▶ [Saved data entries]
____________________
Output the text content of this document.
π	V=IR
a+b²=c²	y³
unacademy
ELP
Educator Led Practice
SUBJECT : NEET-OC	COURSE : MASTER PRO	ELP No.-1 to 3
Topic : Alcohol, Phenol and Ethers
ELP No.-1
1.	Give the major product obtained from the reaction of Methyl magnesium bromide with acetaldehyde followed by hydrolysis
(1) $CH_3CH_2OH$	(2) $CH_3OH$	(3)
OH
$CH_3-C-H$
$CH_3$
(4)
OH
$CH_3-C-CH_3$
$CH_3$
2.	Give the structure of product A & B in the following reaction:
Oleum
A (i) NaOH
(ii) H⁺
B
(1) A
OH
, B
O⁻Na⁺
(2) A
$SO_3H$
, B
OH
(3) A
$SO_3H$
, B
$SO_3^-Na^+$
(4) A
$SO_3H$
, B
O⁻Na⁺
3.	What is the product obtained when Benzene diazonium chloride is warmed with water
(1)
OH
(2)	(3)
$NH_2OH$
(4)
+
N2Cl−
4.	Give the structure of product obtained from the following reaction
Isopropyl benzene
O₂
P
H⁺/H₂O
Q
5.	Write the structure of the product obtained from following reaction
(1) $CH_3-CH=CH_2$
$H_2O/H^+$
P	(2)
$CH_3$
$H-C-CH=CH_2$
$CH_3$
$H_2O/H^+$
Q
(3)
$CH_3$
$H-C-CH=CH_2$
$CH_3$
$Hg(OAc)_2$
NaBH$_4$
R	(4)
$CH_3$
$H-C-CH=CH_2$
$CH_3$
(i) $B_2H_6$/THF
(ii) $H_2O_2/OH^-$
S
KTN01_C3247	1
____________________
▶ [Given instruction] Your task is to repeat each line of the material exactly.

▶ [Exercise answer]
Output the text content of this document.
π	V=IR
a+b²=c²	y³
unacademy
ELP
Educator Led Practice
SUBJECT : NEET-OC	COURSE : MASTER PRO	ELP No.-1 to 3
Topic : Alcohol, Phenol and Ethers
ELP No.-1
1.	Give the major product obtained from the reaction of Methyl magnesium bromide with acetaldehyde followed by hydrolysis
(1) $CH_3CH_2OH$	(2) $CH_3OH$	(3)
OH
$CH_3-C-H$
$CH_3$
(4)
OH
$CH_3-C-CH_3$
$CH_3$
2.	Give the structure of product A & B in the following reaction:
Oleum
A (i) NaOH
(ii) H⁺
B
(1) A
OH
, B
O⁻Na⁺
(2) A
$SO_3H$
, B
OH
(3) A
$SO_3H$
, B
$SO_3^-Na^+$
(4) A
$SO_3H$
, B
O⁻Na⁺
3.	What is the product obtained when Benzene diazonium chloride is warmed with water
(1)
OH
(2)	(3)
$NH_2OH$
(4)
+
N2Cl−
4.	Give the structure of product obtained from the following reaction
Isopropyl benzene
O₂
P
H⁺/H₂O
Q
5.	Write the structure of the product obtained from following reaction
(1) $CH_3-CH=CH_2$
$H_2O/H^+$
P	(2)
$CH_3$
$H-C-CH=CH_2$
$CH_3$
$H_2O/H^+$
Q
(3)
$CH_3$
$H-C-CH=CH_2$
$CH_3$
$Hg(OAc)_2$
NaBH$_4$
R	(4)
$CH_3$
$H-C-CH=CH_2$
$CH_3$
(i) $B_2H_6$/THF
(ii) $H_2O_2/OH^-$
S
KTN01_C3247	1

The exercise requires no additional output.